(DATA RECORDS):
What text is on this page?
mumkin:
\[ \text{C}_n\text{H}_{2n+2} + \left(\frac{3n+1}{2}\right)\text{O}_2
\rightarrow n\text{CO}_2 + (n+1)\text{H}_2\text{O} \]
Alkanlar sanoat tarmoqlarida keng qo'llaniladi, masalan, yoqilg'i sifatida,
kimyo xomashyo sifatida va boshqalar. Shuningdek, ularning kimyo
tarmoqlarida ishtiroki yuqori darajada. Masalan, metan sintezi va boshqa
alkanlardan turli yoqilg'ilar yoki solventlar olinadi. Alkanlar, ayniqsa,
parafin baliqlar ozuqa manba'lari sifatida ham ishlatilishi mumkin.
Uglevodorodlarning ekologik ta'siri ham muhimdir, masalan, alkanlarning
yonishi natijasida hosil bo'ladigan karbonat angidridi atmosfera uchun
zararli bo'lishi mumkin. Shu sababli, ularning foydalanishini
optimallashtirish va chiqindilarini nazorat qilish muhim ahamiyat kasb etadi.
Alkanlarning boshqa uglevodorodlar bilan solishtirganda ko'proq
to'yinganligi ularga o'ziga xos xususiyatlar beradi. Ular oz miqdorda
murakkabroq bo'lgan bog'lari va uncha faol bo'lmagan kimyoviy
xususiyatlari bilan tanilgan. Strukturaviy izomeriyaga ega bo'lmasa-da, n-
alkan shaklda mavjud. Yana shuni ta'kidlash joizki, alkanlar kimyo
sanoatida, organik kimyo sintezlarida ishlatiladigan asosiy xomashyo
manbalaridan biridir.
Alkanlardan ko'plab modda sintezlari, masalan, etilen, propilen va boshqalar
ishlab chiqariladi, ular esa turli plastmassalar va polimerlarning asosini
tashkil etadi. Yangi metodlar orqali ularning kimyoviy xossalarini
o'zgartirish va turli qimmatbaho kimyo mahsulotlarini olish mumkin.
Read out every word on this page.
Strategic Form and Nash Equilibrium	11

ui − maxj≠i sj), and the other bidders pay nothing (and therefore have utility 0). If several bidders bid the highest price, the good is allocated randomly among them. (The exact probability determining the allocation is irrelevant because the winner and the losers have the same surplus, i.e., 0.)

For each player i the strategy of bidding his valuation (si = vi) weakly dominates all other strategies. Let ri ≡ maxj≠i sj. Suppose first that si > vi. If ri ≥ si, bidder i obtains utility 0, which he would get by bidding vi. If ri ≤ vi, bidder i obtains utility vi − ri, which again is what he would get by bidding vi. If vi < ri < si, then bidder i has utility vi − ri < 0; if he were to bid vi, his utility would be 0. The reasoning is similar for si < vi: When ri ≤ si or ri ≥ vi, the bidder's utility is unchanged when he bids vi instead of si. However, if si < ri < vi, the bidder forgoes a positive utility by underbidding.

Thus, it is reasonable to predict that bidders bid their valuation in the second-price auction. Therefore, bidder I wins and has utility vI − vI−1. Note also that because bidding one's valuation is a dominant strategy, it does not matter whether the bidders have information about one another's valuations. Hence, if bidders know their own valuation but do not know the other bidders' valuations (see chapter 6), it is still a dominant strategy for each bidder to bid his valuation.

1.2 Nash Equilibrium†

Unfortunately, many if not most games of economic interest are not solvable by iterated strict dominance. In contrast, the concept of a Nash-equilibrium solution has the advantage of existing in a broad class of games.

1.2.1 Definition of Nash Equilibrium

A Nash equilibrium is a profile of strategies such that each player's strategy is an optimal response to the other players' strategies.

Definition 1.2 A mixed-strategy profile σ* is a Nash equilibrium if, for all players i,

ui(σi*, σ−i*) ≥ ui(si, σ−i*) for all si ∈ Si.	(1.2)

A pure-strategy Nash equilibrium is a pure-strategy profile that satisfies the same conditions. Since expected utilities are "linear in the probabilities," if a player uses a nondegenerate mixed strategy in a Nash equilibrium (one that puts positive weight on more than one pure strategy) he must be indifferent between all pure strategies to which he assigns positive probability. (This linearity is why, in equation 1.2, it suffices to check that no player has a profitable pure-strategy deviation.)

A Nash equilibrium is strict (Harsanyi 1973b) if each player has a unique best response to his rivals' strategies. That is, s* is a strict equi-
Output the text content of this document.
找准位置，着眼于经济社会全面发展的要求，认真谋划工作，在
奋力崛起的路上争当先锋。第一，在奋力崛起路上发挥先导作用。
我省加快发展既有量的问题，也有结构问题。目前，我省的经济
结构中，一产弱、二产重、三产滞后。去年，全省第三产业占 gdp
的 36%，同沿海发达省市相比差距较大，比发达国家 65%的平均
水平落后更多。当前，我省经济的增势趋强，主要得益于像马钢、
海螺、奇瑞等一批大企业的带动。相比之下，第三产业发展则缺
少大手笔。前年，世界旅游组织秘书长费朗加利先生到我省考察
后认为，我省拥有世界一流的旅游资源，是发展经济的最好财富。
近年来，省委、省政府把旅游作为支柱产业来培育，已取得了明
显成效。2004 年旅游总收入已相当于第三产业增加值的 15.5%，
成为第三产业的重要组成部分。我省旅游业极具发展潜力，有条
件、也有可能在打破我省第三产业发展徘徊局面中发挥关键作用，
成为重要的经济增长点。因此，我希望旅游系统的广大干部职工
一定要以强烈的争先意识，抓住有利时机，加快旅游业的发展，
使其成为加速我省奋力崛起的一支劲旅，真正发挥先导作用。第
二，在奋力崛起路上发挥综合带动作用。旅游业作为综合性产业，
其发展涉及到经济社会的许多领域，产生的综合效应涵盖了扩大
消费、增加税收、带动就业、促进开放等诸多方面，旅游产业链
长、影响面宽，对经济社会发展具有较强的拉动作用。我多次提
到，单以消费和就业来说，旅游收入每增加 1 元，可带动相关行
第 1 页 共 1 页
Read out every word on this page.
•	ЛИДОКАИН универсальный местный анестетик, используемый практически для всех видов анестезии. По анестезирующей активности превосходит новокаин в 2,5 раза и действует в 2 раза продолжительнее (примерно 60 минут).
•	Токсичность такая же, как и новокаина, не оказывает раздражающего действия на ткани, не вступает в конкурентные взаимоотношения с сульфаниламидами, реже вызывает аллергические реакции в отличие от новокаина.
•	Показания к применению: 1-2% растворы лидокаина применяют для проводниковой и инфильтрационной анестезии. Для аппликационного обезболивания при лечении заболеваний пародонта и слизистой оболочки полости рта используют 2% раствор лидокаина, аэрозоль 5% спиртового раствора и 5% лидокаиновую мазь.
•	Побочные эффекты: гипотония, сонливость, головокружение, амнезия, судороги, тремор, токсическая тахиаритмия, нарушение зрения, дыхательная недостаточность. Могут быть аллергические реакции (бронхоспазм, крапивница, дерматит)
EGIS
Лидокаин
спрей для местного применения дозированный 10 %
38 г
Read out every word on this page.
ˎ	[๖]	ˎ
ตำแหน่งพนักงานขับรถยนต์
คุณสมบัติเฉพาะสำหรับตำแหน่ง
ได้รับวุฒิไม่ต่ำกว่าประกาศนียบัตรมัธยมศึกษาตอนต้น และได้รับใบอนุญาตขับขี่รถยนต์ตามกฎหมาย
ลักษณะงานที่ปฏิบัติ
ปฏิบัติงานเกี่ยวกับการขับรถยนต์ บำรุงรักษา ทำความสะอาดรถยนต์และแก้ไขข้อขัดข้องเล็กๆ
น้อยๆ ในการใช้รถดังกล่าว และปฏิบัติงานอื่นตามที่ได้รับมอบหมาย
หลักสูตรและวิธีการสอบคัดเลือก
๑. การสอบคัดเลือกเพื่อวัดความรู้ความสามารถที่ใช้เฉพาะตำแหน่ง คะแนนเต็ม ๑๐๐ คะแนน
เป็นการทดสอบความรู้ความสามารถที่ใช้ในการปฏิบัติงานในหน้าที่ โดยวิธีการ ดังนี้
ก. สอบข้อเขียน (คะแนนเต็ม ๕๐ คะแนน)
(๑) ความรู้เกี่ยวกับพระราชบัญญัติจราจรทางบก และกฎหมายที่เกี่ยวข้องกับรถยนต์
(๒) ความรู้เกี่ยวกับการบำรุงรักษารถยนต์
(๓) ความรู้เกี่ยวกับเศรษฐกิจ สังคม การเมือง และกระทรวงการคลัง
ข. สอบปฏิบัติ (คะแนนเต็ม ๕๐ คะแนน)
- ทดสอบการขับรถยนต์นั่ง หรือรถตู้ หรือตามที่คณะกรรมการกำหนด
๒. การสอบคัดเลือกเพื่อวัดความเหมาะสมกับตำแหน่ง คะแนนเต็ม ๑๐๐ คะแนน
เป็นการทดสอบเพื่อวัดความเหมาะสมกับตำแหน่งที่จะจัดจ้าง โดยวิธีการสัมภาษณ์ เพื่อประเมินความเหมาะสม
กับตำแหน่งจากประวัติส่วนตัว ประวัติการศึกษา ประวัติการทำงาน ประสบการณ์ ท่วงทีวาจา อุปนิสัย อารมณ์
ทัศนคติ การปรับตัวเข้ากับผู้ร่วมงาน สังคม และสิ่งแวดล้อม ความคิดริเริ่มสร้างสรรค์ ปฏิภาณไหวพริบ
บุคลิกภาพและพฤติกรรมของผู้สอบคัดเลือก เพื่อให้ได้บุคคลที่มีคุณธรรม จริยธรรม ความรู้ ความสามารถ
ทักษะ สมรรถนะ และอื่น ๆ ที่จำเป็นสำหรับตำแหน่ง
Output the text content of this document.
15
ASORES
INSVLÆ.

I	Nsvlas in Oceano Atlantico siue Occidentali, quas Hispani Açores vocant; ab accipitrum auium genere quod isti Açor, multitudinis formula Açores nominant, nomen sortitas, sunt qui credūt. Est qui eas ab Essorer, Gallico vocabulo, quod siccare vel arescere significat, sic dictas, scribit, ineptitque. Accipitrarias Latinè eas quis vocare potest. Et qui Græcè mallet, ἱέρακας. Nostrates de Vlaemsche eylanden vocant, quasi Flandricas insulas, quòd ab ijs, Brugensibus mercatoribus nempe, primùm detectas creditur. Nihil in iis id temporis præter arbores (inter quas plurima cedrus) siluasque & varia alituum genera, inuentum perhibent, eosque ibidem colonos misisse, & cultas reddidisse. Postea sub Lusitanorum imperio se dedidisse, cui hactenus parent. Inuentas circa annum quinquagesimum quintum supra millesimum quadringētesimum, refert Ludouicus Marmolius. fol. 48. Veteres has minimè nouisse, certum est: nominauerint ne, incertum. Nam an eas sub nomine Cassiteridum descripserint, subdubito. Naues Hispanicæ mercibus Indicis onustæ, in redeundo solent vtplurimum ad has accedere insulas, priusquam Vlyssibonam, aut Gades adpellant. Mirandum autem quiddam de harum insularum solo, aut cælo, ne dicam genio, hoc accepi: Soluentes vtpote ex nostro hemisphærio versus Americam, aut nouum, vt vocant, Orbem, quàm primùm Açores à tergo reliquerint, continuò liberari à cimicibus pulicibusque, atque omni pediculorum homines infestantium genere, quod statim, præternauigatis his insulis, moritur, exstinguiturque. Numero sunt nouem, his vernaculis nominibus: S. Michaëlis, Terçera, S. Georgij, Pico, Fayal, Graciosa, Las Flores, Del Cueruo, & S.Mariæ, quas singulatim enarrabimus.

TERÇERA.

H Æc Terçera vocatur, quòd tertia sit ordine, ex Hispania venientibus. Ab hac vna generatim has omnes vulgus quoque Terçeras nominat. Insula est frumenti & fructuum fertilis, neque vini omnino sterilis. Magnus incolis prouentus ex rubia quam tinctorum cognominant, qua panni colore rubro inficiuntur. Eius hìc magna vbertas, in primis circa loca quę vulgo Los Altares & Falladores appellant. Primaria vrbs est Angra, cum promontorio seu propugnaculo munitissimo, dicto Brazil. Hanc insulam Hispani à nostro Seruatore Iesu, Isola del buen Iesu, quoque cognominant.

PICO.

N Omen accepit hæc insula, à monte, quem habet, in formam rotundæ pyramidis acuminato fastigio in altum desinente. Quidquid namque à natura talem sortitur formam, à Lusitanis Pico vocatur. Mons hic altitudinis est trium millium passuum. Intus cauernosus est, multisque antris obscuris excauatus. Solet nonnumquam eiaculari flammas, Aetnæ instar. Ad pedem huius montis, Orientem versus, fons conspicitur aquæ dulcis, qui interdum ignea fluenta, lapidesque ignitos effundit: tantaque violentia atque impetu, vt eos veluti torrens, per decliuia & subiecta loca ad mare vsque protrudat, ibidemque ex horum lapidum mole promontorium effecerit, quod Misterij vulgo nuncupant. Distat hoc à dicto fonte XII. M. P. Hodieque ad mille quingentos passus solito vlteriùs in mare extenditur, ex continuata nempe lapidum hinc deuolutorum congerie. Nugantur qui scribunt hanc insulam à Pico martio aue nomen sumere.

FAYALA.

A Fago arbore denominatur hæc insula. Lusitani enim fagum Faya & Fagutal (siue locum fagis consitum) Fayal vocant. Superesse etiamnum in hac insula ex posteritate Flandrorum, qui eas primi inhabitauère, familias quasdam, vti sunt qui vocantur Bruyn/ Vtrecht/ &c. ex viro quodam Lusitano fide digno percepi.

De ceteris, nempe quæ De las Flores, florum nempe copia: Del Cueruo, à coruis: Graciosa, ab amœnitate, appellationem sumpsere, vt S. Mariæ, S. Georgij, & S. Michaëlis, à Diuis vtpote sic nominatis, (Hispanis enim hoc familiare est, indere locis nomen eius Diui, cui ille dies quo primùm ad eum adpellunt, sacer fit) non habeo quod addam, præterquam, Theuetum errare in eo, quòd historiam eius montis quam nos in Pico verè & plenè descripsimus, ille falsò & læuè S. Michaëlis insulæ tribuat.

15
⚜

(PROBLEM TO WORK ON):
In the records above, find each line holding "การสอบค" and copy it.

(RESPONSE):
หลักสูตรและวิธีการสอบคัดเลือก
๑. การสอบคัดเลือกเพื่อวัดความรู้ความสามารถที่ใช้เฉพาะตำแหน่ง คะแนนเต็ม ๑๐๐ คะแนน
๒. การสอบคัดเลือกเพื่อวัดความเหมาะสมกับตำแหน่ง คะแนนเต็ม ๑๐๐ คะแนน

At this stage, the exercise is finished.